Find the string "time" and gather every line that holds it.
========
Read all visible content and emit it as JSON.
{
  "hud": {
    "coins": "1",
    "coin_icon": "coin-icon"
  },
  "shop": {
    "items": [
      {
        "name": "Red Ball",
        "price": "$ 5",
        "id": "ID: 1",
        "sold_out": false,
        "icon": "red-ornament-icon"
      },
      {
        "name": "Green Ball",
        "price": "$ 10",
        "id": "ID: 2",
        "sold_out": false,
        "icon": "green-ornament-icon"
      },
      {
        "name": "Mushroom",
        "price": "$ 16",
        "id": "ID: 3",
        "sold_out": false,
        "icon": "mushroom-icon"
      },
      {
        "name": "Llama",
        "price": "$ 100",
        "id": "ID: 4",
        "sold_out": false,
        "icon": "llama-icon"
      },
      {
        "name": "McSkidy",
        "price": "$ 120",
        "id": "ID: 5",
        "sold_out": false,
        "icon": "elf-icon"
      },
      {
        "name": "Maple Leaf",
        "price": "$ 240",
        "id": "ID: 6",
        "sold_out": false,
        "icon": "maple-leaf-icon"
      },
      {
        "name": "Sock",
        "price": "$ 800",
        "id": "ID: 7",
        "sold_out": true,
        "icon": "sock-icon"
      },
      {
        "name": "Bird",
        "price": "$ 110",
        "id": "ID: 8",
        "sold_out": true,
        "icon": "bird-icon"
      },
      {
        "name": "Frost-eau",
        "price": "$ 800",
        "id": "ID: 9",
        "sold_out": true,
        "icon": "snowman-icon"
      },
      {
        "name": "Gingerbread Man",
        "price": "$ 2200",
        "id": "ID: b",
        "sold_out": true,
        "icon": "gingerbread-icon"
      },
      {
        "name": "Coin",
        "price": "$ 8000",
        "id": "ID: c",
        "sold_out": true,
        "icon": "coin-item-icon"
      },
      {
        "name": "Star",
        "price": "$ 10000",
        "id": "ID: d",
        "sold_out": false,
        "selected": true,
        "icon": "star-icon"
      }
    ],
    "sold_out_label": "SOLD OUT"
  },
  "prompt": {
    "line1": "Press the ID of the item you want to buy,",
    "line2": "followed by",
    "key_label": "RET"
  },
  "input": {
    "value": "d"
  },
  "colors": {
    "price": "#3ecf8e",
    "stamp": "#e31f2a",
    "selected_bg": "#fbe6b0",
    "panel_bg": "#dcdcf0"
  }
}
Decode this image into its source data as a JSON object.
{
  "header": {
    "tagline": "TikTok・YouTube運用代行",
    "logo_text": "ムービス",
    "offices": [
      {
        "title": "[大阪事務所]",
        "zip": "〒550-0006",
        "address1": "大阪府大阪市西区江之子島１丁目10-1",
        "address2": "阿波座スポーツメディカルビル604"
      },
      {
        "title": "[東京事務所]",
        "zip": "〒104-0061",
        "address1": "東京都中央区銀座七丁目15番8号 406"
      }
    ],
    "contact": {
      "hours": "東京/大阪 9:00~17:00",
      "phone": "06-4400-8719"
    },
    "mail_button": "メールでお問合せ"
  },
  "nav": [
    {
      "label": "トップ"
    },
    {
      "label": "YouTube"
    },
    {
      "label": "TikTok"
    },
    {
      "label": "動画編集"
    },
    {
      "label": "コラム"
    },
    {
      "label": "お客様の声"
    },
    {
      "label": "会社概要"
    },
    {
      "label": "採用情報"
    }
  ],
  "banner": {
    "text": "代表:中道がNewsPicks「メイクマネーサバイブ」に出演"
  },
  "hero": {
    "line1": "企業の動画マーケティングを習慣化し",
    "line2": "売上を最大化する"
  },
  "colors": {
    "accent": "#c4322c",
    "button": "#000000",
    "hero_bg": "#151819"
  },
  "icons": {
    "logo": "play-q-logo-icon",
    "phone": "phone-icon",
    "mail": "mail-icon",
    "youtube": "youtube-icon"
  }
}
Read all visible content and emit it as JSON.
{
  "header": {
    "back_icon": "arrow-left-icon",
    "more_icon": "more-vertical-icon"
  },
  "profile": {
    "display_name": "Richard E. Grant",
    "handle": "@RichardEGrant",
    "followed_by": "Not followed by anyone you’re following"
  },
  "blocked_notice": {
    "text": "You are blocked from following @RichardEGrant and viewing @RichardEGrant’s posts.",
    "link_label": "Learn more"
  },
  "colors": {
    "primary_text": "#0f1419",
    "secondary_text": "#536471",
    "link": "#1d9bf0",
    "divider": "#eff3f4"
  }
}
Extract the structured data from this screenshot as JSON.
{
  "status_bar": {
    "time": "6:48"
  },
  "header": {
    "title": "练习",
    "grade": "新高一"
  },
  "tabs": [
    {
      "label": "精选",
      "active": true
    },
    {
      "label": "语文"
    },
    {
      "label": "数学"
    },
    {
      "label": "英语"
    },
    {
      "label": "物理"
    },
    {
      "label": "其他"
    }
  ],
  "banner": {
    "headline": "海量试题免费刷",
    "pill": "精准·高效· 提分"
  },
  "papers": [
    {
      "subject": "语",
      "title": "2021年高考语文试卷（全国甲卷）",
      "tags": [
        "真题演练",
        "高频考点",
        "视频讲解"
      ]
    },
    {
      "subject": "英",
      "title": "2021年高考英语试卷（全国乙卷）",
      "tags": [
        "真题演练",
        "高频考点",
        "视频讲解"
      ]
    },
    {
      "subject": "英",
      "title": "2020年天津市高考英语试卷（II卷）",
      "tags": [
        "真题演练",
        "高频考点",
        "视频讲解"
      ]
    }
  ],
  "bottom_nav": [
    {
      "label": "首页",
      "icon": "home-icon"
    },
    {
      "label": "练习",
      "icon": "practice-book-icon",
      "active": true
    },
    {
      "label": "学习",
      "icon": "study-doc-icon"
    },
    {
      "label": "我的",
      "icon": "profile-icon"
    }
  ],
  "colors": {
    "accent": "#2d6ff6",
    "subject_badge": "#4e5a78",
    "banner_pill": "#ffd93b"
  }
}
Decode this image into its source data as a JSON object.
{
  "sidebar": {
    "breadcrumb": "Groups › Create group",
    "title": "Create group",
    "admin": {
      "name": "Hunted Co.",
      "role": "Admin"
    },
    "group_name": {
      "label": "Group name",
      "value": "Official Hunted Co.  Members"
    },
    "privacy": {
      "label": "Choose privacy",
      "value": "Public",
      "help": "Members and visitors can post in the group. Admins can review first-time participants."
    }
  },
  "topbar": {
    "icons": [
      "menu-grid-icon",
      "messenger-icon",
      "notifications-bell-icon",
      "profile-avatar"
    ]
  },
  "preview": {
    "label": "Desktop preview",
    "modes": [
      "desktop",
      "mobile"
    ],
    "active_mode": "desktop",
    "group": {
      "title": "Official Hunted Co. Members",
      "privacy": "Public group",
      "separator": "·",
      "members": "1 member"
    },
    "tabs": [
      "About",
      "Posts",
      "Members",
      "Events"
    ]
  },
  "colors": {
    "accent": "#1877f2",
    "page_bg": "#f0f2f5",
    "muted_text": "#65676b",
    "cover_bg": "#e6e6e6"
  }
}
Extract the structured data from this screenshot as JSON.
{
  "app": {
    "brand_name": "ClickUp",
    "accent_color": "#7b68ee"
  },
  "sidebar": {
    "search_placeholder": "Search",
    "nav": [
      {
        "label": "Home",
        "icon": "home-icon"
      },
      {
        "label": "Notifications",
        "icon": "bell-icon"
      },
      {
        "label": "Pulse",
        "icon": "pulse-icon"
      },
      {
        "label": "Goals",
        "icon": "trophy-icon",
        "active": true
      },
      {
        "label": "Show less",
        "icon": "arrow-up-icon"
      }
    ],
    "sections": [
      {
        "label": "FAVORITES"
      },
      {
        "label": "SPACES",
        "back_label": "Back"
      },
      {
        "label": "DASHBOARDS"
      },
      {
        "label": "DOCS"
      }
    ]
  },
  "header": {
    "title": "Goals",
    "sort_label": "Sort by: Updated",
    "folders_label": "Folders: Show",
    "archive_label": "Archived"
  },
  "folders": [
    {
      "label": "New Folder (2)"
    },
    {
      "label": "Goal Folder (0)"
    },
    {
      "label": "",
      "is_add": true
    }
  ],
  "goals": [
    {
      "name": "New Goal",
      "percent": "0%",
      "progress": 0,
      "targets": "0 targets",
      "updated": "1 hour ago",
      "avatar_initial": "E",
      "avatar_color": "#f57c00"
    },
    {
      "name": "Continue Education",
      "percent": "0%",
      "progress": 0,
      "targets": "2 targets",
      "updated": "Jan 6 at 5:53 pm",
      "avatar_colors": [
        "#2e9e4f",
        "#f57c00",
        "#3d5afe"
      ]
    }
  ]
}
========
## Response to this exercise
    "time": "6:48"
      "help": "Members and visitors can post in the group. Admins can review first-time participants."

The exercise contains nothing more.